**Dataset excerpt**

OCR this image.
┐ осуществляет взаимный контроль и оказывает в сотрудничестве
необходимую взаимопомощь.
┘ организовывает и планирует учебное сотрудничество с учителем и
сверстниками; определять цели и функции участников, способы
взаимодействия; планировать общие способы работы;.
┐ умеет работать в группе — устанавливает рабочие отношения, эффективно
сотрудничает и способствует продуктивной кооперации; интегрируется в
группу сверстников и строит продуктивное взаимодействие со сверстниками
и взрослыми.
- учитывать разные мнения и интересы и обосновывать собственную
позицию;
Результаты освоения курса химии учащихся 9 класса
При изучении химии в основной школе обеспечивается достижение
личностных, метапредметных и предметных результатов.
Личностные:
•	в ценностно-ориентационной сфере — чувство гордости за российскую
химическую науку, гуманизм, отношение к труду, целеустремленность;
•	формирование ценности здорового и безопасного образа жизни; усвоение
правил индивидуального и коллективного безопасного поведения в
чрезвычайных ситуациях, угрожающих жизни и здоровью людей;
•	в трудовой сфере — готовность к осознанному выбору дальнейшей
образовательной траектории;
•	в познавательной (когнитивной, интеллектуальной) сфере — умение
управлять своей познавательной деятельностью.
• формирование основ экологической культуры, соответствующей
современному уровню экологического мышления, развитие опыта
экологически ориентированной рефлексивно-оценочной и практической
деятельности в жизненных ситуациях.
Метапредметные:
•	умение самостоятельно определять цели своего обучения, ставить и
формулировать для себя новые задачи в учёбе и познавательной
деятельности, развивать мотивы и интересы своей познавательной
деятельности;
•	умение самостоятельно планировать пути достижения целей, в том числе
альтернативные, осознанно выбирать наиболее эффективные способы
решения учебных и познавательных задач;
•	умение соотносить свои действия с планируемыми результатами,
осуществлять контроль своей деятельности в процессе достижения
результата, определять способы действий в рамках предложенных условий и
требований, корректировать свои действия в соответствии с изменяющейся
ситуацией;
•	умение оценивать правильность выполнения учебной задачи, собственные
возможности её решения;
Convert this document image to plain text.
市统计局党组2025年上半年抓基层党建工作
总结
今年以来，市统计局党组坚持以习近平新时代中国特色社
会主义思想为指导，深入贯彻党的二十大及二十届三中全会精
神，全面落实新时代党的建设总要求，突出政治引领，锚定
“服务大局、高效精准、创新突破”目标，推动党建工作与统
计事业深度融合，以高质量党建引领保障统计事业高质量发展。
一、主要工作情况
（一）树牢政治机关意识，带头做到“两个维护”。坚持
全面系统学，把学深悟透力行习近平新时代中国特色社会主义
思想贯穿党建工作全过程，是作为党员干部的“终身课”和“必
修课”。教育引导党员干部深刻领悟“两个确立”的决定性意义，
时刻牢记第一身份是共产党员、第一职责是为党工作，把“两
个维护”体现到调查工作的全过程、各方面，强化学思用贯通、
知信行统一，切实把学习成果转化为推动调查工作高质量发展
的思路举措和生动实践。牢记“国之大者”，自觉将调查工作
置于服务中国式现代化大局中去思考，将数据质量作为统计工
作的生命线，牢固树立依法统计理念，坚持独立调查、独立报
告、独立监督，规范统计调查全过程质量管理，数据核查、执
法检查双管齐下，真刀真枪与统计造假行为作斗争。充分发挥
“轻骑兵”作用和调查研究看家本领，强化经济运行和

**Aim of the exercise**
Where does the word "химии" appear in the listing? List each line that holds it.

**The solution**
Результаты освоения курса химии учащихся 9 класса
При изучении химии в основной школе обеспечивается достижение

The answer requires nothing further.